Directives:
A – Summarize the blog post in two sentences.
B – Rewrite the paragraph of the blog post that begins "Yes, Liesl, a little birdie" in two shorter sentences, keeping its main facts.

Source document:
I think we need to start saving up for WDW tickets. (Wowsa.)

Sunday, July 20, 2008

Boy Week: Days Four & Five

The weekend of Boy Week has included a number of delightful moments:
  • the second (and more profitable) outing for the lemonade tycoons
  • a trip to Target for milk, freezer bags & sunscreen
  • Braeden playing Star War: Epic Duels again (this time as Anakin & Padme)
  • the boys getting ready for church & being extra-helpful
  • taking Collin (and Braeden) to lunch at Sonic as a reward for progress in potty-training
  • playing a bit of Heroscape with Braeden (his Marro army is working down my Roman/Greek forces)
  • having a pizza picnic while watching America's Funniest Videos
The lemonade stand - they are ready to serve customers!

Later in the morning, they take a bit of a break & enjoy some watermelon...

Braeden & Greg were a team for Star Wars: Epic Duels... but Richard (that's his hand at the left of the picture) still managed to beat them.

Braeden thinking carefully about his next move.

Yes, I probably shouldn't encourage eating in the living room & watching TV at the same time... but it's fun! (This is from our Sunday night post-NL@N pizza party.)

A Post Just For Liesl... Who Shouldn't Complain About Not Getting Answers To Her E-Mails

Yes, Liesl, a little birdie (a pretty little birdie!) told me that you were unhappy that I managed to answer your husband's Facebook wall msg to me & ignored your sweet response to me posting pictures of the boys. So, to make up for it, a picture of all of the tc@hh mommies hard at work parenting our children. (This was taken at Braeden's 2nd birthday party.)

I promise I'll post more boy pix in a few hours (after NewLife @ Nite). I also want you to know that the things you said were wonderful & encouraging.

There, is that better?

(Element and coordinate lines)
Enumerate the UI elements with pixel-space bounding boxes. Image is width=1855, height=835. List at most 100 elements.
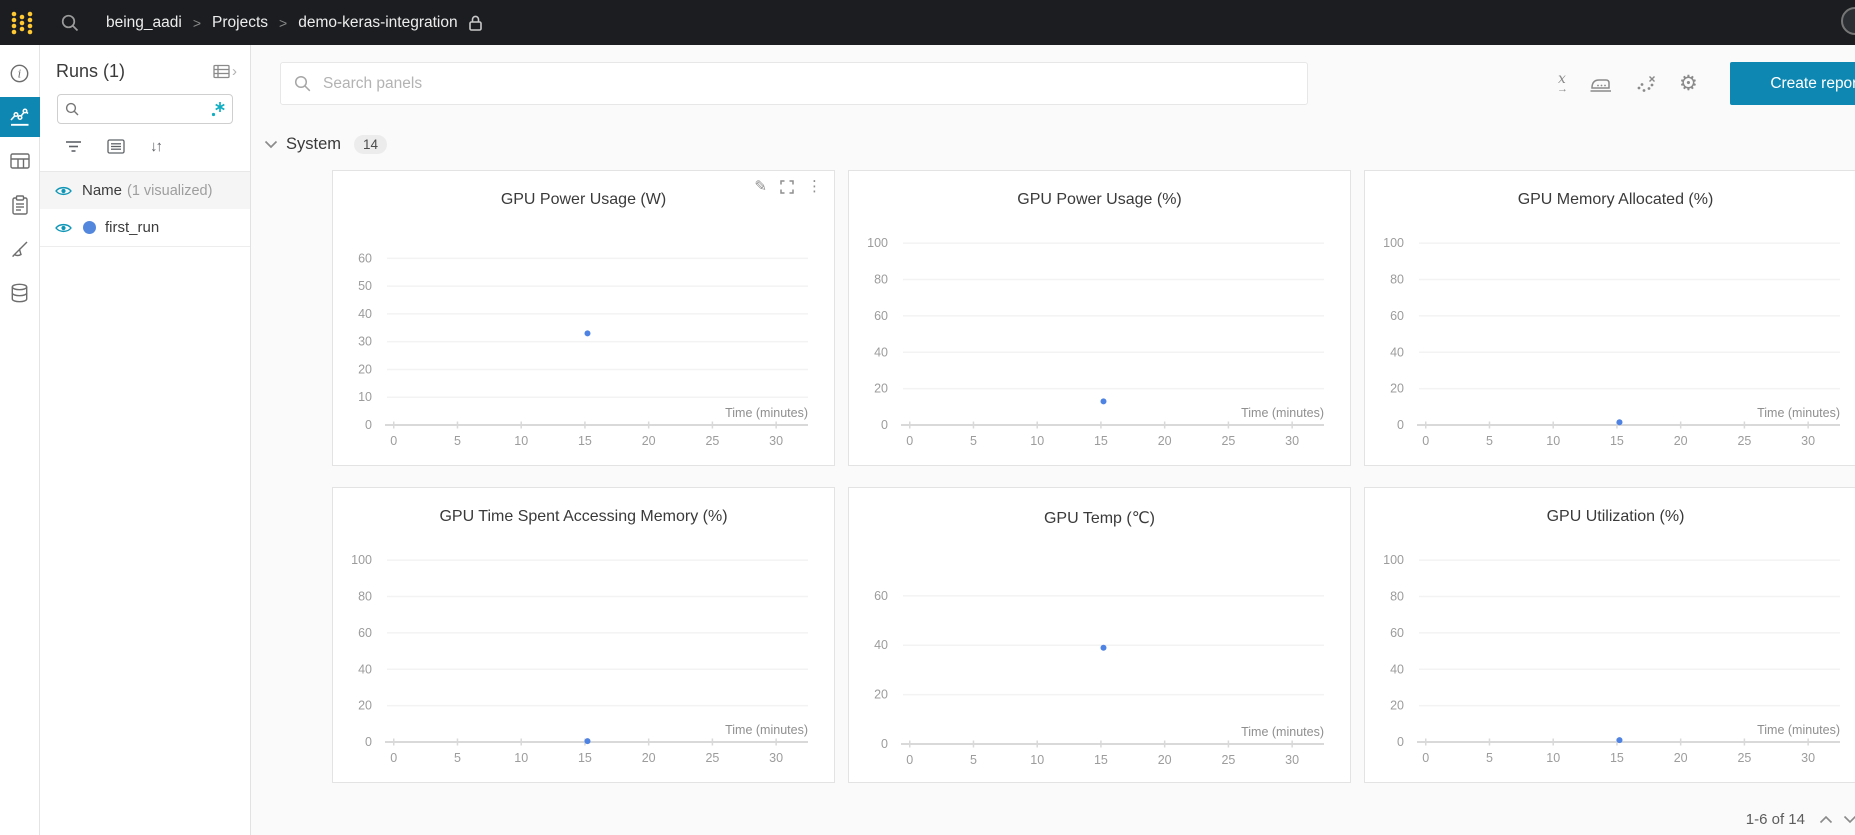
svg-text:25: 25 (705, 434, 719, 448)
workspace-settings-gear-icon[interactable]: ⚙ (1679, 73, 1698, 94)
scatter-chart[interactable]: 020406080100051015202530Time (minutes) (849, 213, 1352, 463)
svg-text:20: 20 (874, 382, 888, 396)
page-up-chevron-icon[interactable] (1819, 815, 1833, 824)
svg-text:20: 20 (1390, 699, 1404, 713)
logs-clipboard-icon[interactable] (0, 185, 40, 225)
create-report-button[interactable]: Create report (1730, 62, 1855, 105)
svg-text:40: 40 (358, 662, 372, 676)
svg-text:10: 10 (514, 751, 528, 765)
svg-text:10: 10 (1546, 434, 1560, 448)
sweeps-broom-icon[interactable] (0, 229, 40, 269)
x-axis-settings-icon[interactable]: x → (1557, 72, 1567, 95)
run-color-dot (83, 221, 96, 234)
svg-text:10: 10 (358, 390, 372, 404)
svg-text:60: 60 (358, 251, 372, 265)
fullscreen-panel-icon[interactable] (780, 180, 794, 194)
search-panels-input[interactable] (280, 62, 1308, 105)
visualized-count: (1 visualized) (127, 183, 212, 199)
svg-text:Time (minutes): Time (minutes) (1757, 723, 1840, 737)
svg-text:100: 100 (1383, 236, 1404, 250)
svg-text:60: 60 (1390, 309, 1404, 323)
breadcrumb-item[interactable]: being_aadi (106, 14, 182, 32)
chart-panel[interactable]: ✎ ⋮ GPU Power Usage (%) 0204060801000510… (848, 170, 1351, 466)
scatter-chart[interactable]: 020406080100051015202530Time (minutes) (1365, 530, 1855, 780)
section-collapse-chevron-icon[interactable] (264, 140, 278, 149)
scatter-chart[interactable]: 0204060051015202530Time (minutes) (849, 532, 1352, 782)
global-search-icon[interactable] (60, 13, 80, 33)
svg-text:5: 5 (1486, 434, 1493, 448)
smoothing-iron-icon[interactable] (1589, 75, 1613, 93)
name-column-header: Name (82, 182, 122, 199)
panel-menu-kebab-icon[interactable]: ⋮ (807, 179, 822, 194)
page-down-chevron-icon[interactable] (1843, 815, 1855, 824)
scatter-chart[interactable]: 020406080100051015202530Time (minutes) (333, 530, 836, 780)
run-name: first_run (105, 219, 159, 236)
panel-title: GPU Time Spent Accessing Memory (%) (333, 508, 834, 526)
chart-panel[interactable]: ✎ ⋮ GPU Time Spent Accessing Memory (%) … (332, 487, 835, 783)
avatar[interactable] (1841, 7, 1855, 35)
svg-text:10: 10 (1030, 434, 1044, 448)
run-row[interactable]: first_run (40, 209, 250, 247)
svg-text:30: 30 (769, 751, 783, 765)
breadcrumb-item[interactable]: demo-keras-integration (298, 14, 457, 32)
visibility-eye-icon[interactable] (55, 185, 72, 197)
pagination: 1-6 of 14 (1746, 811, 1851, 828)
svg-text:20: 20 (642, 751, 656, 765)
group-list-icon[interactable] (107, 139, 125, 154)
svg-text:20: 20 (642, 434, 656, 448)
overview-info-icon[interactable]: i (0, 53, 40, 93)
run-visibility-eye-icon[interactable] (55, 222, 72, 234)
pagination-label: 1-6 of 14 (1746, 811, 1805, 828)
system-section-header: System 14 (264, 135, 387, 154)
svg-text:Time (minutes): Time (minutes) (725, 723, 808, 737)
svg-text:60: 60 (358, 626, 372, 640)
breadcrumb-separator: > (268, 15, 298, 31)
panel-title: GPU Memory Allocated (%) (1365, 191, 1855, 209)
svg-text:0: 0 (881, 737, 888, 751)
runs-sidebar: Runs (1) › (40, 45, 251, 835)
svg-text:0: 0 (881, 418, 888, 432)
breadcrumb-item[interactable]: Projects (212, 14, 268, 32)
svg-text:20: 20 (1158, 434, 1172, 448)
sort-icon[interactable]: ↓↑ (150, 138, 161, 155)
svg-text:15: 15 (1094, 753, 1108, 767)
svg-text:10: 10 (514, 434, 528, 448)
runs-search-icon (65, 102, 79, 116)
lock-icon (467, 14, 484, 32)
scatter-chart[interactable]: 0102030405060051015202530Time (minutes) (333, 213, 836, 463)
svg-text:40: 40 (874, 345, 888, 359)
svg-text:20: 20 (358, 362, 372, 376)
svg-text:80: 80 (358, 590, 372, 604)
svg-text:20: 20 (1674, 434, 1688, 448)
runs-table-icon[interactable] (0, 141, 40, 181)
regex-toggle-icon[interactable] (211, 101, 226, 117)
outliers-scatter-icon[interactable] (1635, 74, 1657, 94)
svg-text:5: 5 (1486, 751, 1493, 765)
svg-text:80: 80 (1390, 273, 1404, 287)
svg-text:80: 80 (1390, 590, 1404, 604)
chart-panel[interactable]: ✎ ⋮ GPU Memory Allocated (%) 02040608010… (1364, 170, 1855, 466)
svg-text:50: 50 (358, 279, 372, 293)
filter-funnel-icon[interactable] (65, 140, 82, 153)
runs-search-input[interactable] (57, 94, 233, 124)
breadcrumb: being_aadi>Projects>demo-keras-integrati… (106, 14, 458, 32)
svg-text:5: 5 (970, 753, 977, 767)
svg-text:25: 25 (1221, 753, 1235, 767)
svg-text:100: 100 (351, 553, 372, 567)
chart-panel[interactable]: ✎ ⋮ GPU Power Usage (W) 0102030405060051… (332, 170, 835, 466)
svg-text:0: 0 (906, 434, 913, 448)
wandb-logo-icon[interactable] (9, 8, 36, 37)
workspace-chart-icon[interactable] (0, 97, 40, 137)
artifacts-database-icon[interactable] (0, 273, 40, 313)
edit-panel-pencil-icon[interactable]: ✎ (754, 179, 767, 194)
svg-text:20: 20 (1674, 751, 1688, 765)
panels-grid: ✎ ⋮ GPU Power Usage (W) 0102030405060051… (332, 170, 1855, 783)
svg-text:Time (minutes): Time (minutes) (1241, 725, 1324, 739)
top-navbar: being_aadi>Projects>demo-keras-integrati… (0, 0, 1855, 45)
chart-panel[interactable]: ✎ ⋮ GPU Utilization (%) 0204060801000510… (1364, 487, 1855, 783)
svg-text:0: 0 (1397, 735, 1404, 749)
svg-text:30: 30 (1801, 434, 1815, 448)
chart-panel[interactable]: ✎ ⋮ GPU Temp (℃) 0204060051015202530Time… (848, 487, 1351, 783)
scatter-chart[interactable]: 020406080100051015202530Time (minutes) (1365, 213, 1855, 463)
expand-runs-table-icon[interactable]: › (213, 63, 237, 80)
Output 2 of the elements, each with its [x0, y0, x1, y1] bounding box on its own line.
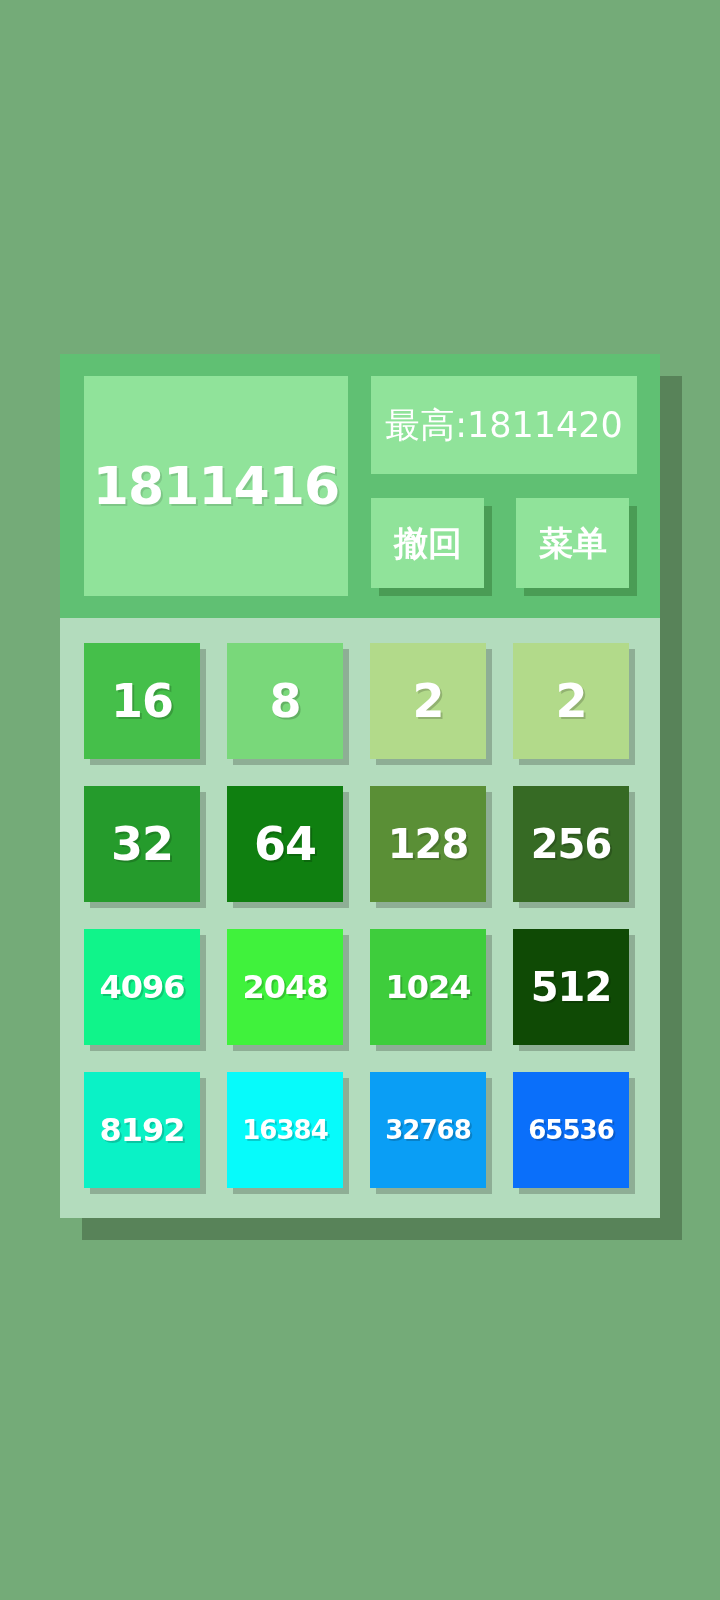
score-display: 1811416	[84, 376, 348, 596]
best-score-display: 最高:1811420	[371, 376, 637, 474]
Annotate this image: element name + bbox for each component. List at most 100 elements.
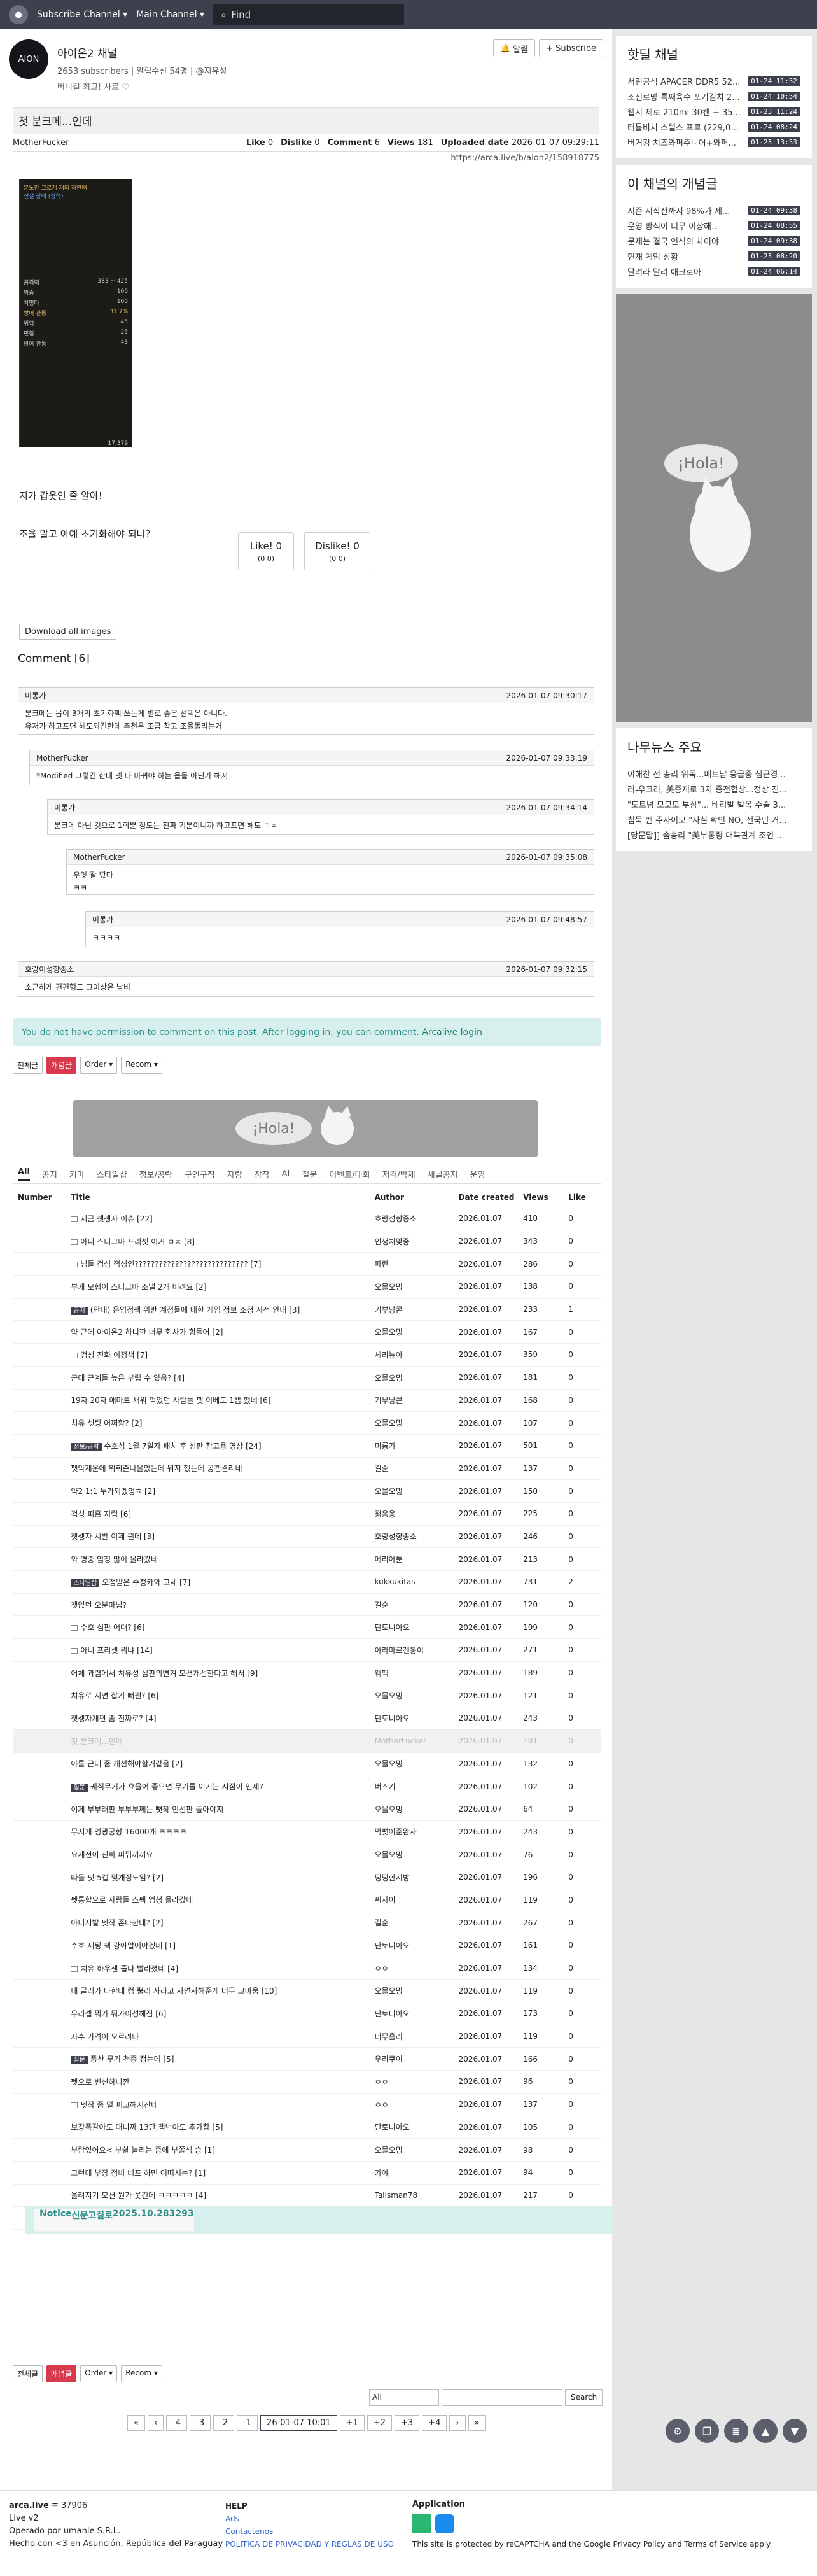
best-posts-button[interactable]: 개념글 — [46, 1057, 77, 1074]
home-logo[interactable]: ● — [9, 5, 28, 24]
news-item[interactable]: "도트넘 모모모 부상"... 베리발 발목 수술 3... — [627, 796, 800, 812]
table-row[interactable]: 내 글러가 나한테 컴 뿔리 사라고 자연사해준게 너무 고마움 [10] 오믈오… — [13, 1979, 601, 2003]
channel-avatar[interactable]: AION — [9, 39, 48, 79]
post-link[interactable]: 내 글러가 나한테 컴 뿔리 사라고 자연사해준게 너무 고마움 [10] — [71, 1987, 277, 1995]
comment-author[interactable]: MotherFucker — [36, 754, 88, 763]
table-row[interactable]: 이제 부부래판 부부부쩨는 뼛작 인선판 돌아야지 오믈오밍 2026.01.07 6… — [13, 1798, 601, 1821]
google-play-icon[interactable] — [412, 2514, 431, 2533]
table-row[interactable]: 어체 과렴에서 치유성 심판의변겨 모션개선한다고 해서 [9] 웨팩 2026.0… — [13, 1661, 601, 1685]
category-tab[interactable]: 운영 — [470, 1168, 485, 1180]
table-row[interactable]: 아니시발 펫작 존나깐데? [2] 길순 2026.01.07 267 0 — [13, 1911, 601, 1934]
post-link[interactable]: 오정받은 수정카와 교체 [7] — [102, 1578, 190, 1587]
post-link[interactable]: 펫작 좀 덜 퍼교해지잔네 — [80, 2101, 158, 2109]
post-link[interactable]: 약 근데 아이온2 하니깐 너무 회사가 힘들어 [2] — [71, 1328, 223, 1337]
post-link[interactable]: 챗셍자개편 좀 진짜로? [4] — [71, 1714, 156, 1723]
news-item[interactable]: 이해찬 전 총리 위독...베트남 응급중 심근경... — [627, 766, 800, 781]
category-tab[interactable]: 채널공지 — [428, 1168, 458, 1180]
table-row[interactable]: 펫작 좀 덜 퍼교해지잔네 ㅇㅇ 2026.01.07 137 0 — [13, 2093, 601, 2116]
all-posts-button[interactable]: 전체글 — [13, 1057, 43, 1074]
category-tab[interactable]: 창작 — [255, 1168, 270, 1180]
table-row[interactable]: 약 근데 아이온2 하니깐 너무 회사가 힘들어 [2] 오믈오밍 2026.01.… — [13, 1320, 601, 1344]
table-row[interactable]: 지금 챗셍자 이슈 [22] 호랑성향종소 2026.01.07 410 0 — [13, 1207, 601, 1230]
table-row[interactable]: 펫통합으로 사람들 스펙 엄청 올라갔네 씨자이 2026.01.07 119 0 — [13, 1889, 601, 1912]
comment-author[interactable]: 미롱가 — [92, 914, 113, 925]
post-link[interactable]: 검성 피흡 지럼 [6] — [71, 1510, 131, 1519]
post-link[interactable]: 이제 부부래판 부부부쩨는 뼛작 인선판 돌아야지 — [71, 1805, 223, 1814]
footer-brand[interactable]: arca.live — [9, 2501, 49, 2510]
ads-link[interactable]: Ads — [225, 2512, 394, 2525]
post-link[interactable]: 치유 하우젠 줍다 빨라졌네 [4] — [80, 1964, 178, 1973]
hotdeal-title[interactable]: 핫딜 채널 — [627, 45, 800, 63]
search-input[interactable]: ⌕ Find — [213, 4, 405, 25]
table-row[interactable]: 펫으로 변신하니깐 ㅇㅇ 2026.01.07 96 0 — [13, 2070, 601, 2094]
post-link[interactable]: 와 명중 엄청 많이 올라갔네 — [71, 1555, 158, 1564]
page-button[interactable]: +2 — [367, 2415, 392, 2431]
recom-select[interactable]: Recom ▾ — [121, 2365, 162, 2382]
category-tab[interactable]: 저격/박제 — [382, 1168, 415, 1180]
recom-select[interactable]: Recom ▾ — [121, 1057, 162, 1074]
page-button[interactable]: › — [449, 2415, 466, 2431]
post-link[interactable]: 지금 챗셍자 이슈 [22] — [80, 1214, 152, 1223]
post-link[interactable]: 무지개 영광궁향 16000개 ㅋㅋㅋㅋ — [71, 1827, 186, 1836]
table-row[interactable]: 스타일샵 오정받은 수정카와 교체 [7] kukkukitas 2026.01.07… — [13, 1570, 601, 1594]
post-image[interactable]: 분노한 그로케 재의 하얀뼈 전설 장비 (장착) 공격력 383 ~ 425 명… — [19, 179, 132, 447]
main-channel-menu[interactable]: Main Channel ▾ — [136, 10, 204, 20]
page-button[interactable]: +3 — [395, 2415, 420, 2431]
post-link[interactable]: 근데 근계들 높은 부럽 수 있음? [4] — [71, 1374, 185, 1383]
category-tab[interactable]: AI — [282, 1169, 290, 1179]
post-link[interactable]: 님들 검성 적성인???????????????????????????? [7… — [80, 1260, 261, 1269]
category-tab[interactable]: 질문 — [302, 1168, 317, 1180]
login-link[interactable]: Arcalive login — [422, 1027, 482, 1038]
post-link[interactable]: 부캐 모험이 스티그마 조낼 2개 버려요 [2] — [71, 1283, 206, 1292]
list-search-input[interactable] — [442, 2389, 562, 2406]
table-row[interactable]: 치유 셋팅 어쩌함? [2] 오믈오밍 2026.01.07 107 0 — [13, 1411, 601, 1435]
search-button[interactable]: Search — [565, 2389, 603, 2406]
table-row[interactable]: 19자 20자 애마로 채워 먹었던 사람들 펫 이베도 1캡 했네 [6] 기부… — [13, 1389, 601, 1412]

Worked solutions:
A – The blog post lists delightful weekend moments from Boy Week, including a lemonade stand, a Target trip, games of Star Wars: Epic Duels and Heroscape, a Sonic lunch rewarding Collin's potty-training progress, and a pizza picnic while watching America's Funniest Videos. A separate post addressed to Liesl makes up for ignoring her response by sharing a picture of the tc@hh mommies and promising more pictures of the boys after NewLife @ Nite.

B – Liesl was unhappy that the writer answered her husband's Facebook wall message but ignored her sweet response to the pictures of the boys. To make up for it, the writer shares a picture from Braeden's 2nd birthday party of all the tc@hh mommies hard at work parenting their children.